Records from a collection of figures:
++++

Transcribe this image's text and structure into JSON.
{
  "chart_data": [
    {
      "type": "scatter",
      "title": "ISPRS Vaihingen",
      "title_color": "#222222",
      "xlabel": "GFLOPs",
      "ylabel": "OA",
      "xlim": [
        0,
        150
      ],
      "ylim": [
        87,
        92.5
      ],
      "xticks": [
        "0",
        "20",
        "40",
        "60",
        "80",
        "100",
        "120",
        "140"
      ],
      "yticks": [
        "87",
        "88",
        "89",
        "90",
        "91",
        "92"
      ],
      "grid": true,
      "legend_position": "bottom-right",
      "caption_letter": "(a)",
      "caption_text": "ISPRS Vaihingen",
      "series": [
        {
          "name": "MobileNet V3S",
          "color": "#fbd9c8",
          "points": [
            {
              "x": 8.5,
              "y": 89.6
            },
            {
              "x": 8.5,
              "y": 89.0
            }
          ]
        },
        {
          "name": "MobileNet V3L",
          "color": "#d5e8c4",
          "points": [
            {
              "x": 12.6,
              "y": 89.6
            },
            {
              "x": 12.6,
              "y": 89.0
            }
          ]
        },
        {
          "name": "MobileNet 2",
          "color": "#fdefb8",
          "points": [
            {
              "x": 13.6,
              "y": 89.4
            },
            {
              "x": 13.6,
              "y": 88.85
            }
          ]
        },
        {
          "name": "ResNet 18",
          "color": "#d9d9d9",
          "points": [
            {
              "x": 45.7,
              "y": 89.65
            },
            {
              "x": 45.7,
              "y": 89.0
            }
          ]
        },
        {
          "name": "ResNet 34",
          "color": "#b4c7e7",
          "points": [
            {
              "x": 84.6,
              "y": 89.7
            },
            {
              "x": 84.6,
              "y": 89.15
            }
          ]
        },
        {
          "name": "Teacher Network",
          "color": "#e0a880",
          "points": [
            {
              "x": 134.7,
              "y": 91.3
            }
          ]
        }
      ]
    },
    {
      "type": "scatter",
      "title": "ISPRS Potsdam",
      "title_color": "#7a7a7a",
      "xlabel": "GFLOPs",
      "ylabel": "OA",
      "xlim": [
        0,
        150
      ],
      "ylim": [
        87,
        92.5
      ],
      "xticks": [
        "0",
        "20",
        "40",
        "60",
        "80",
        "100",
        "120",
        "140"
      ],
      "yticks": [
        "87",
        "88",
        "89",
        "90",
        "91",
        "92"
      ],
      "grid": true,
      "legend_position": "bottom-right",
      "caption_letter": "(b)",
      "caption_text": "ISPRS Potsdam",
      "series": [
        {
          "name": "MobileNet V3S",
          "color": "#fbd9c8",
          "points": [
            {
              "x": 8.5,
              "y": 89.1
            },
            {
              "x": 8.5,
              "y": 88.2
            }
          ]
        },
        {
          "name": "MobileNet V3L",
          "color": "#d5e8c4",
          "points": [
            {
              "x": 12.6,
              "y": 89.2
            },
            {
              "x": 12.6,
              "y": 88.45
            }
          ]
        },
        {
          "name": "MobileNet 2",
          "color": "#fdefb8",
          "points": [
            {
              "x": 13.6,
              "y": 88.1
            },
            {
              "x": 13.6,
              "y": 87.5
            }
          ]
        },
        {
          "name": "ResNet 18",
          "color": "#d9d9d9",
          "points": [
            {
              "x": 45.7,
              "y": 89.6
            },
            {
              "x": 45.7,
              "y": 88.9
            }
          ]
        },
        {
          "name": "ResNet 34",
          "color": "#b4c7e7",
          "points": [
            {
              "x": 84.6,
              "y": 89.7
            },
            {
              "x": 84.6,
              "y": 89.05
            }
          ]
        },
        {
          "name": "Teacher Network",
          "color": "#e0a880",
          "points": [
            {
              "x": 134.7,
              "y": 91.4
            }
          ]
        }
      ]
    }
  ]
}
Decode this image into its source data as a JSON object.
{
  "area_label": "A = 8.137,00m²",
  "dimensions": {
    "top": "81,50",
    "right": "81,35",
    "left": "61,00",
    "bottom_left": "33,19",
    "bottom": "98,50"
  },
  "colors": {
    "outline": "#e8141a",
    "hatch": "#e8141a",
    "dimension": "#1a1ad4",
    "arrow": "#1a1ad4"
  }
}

++++

§ **Written problem**:
Reproduce each line holding the word "Vaihingen".

§ **Response to this task**:
      "title": "ISPRS Vaihingen",
      "caption_text": "ISPRS Vaihingen",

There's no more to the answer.